> PROBLEM REQUIREMENTS: From the entries below, copy every line where the string "Share" appears.

> DATA SECTION:
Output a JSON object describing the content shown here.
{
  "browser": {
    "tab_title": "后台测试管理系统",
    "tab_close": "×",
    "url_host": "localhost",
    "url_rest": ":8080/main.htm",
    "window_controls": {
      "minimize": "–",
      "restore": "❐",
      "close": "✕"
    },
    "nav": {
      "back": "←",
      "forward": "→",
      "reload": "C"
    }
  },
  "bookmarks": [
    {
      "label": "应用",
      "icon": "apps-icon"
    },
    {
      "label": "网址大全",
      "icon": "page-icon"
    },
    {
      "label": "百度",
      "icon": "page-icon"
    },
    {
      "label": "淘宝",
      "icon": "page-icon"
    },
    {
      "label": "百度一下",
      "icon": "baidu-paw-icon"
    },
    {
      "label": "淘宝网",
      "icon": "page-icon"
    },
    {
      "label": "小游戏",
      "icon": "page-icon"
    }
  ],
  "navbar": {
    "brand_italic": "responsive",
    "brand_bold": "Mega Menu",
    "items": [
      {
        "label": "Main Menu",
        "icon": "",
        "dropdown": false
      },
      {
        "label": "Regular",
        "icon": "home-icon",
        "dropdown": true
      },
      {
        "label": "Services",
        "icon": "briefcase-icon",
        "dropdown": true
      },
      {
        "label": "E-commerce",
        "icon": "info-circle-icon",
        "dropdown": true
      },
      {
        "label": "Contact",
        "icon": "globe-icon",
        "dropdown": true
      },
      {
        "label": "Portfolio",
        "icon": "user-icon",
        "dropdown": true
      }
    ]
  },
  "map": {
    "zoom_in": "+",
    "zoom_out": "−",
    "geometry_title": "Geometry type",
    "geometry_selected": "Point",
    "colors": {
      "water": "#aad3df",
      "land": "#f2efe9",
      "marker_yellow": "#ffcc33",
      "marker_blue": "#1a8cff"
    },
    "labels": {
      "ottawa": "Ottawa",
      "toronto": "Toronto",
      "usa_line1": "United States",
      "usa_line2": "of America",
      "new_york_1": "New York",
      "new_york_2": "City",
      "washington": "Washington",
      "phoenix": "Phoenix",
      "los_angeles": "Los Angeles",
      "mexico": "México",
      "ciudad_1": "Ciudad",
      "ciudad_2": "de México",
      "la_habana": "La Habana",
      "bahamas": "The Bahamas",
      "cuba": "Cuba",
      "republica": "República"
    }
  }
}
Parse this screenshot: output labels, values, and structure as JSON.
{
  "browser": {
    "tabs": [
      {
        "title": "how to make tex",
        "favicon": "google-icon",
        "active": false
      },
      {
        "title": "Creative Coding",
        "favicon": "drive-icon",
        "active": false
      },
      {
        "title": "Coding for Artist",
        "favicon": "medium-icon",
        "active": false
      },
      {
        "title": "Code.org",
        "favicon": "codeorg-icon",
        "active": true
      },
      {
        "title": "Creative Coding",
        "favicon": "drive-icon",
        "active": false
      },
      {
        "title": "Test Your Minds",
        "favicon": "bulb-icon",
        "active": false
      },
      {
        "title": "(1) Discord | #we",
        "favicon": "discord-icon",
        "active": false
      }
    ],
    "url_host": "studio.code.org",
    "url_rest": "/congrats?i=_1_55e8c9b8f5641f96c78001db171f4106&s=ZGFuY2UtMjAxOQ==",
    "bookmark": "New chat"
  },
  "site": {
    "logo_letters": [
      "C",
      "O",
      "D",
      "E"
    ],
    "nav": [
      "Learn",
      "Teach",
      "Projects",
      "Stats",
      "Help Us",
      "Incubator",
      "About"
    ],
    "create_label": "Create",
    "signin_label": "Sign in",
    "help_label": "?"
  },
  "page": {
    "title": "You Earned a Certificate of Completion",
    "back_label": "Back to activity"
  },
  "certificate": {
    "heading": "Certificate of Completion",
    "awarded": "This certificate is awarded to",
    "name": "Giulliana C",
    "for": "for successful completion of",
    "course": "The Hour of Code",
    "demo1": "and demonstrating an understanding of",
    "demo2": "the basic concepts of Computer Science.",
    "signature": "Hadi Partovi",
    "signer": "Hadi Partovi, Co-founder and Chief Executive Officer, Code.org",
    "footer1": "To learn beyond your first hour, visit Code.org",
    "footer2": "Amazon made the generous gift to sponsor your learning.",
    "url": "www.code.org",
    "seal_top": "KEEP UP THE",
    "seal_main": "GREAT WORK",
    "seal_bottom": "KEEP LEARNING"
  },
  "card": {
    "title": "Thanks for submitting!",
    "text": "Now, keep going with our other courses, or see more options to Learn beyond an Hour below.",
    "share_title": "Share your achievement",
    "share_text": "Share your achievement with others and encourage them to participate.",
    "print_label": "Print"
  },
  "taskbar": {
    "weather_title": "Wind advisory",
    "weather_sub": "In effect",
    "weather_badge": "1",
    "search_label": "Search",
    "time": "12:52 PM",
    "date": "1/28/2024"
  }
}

> RESULT OF THIS TASK:
    "share_title": "Share your achievement",
    "share_text": "Share your achievement with others and encourage them to participate.",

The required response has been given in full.